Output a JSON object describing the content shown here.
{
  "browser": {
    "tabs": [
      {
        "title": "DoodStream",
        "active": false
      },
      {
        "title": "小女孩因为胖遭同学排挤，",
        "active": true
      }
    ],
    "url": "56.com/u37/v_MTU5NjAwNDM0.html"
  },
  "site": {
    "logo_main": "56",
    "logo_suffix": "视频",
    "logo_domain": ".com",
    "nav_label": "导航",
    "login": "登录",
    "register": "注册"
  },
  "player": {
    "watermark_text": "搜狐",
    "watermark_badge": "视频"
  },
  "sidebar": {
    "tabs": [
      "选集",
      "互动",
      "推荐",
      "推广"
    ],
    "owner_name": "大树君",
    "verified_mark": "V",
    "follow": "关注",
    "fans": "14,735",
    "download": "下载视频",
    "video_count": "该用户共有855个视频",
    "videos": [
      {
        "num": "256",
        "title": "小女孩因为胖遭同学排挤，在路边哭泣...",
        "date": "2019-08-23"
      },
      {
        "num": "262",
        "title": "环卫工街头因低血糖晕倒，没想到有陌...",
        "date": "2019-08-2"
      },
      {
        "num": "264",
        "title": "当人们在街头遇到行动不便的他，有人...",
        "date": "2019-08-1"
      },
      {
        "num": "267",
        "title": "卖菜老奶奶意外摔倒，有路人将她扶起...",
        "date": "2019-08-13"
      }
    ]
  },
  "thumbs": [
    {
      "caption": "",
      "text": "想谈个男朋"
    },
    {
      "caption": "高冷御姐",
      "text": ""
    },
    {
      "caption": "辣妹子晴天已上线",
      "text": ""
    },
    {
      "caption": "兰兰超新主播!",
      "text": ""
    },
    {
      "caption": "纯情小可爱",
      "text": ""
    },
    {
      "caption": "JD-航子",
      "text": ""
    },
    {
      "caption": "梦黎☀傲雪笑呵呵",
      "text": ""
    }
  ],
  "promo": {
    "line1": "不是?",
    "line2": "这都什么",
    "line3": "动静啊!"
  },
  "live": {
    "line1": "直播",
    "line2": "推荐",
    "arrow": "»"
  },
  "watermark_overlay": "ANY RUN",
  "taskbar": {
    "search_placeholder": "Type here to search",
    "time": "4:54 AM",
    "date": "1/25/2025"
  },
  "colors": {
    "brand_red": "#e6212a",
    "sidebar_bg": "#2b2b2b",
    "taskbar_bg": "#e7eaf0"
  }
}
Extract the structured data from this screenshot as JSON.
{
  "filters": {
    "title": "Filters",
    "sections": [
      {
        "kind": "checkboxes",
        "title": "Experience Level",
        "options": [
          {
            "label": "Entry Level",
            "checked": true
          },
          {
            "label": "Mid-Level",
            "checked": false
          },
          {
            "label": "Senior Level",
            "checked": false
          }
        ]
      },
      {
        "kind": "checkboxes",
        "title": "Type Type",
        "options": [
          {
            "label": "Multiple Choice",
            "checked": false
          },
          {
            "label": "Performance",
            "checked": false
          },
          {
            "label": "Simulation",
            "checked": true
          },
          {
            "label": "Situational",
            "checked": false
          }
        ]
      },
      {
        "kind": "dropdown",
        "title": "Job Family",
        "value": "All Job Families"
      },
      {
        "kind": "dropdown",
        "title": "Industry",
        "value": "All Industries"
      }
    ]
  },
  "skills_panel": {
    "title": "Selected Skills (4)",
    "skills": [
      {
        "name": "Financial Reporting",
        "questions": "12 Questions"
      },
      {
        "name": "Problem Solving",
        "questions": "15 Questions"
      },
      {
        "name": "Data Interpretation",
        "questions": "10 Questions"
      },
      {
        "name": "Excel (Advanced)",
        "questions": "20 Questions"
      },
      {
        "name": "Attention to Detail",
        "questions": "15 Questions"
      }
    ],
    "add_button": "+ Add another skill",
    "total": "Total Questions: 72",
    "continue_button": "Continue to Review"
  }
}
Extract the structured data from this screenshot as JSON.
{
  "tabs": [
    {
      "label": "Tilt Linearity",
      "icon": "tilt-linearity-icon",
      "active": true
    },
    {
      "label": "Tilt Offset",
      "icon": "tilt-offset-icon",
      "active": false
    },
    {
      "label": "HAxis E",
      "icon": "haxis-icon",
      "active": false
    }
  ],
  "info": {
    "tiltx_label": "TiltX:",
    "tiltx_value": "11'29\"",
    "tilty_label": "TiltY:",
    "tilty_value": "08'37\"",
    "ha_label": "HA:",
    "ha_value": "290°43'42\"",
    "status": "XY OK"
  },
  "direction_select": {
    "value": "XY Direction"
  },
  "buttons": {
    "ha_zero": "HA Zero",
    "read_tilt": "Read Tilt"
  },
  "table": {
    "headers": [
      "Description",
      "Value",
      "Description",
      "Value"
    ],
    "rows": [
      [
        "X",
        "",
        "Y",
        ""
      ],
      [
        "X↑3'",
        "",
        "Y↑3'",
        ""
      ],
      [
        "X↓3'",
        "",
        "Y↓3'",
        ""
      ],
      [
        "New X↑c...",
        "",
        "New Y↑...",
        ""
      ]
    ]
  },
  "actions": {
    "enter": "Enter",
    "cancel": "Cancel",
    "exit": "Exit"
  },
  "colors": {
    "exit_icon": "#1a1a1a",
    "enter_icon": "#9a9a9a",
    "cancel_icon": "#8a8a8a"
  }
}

▸ Short exercise
Write out the entries above word for word.

▸ Exercise answer
Output a JSON object describing the content shown here.
{
  "browser": {
    "tabs": [
      {
        "title": "DoodStream",
        "active": false
      },
      {
        "title": "小女孩因为胖遭同学排挤，",
        "active": true
      }
    ],
    "url": "56.com/u37/v_MTU5NjAwNDM0.html"
  },
  "site": {
    "logo_main": "56",
    "logo_suffix": "视频",
    "logo_domain": ".com",
    "nav_label": "导航",
    "login": "登录",
    "register": "注册"
  },
  "player": {
    "watermark_text": "搜狐",
    "watermark_badge": "视频"
  },
  "sidebar": {
    "tabs": [
      "选集",
      "互动",
      "推荐",
      "推广"
    ],
    "owner_name": "大树君",
    "verified_mark": "V",
    "follow": "关注",
    "fans": "14,735",
    "download": "下载视频",
    "video_count": "该用户共有855个视频",
    "videos": [
      {
        "num": "256",
        "title": "小女孩因为胖遭同学排挤，在路边哭泣...",
        "date": "2019-08-23"
      },
      {
        "num": "262",
        "title": "环卫工街头因低血糖晕倒，没想到有陌...",
        "date": "2019-08-2"
      },
      {
        "num": "264",
        "title": "当人们在街头遇到行动不便的他，有人...",
        "date": "2019-08-1"
      },
      {
        "num": "267",
        "title": "卖菜老奶奶意外摔倒，有路人将她扶起...",
        "date": "2019-08-13"
      }
    ]
  },
  "thumbs": [
    {
      "caption": "",
      "text": "想谈个男朋"
    },
    {
      "caption": "高冷御姐",
      "text": ""
    },
    {
      "caption": "辣妹子晴天已上线",
      "text": ""
    },
    {
      "caption": "兰兰超新主播!",
      "text": ""
    },
    {
      "caption": "纯情小可爱",
      "text": ""
    },
    {
      "caption": "JD-航子",
      "text": ""
    },
    {
      "caption": "梦黎☀傲雪笑呵呵",
      "text": ""
    }
  ],
  "promo": {
    "line1": "不是?",
    "line2": "这都什么",
    "line3": "动静啊!"
  },
  "live": {
    "line1": "直播",
    "line2": "推荐",
    "arrow": "»"
  },
  "watermark_overlay": "ANY RUN",
  "taskbar": {
    "search_placeholder": "Type here to search",
    "time": "4:54 AM",
    "date": "1/25/2025"
  },
  "colors": {
    "brand_red": "#e6212a",
    "sidebar_bg": "#2b2b2b",
    "taskbar_bg": "#e7eaf0"
  }
}
Extract the structured data from this screenshot as JSON.
{
  "filters": {
    "title": "Filters",
    "sections": [
      {
        "kind": "checkboxes",
        "title": "Experience Level",
        "options": [
          {
            "label": "Entry Level",
            "checked": true
          },
          {
            "label": "Mid-Level",
            "checked": false
          },
          {
            "label": "Senior Level",
            "checked": false
          }
        ]
      },
      {
        "kind": "checkboxes",
        "title": "Type Type",
        "options": [
          {
            "label": "Multiple Choice",
            "checked": false
          },
          {
            "label": "Performance",
            "checked": false
          },
          {
            "label": "Simulation",
            "checked": true
          },
          {
            "label": "Situational",
            "checked": false
          }
        ]
      },
      {
        "kind": "dropdown",
        "title": "Job Family",
        "value": "All Job Families"
      },
      {
        "kind": "dropdown",
        "title": "Industry",
        "value": "All Industries"
      }
    ]
  },
  "skills_panel": {
    "title": "Selected Skills (4)",
    "skills": [
      {
        "name": "Financial Reporting",
        "questions": "12 Questions"
      },
      {
        "name": "Problem Solving",
        "questions": "15 Questions"
      },
      {
        "name": "Data Interpretation",
        "questions": "10 Questions"
      },
      {
        "name": "Excel (Advanced)",
        "questions": "20 Questions"
      },
      {
        "name": "Attention to Detail",
        "questions": "15 Questions"
      }
    ],
    "add_button": "+ Add another skill",
    "total": "Total Questions: 72",
    "continue_button": "Continue to Review"
  }
}
Extract the structured data from this screenshot as JSON.
{
  "tabs": [
    {
      "label": "Tilt Linearity",
      "icon": "tilt-linearity-icon",
      "active": true
    },
    {
      "label": "Tilt Offset",
      "icon": "tilt-offset-icon",
      "active": false
    },
    {
      "label": "HAxis E",
      "icon": "haxis-icon",
      "active": false
    }
  ],
  "info": {
    "tiltx_label": "TiltX:",
    "tiltx_value": "11'29\"",
    "tilty_label": "TiltY:",
    "tilty_value": "08'37\"",
    "ha_label": "HA:",
    "ha_value": "290°43'42\"",
    "status": "XY OK"
  },
  "direction_select": {
    "value": "XY Direction"
  },
  "buttons": {
    "ha_zero": "HA Zero",
    "read_tilt": "Read Tilt"
  },
  "table": {
    "headers": [
      "Description",
      "Value",
      "Description",
      "Value"
    ],
    "rows": [
      [
        "X",
        "",
        "Y",
        ""
      ],
      [
        "X↑3'",
        "",
        "Y↑3'",
        ""
      ],
      [
        "X↓3'",
        "",
        "Y↓3'",
        ""
      ],
      [
        "New X↑c...",
        "",
        "New Y↑...",
        ""
      ]
    ]
  },
  "actions": {
    "enter": "Enter",
    "cancel": "Cancel",
    "exit": "Exit"
  },
  "colors": {
    "exit_icon": "#1a1a1a",
    "enter_icon": "#9a9a9a",
    "cancel_icon": "#8a8a8a"
  }
}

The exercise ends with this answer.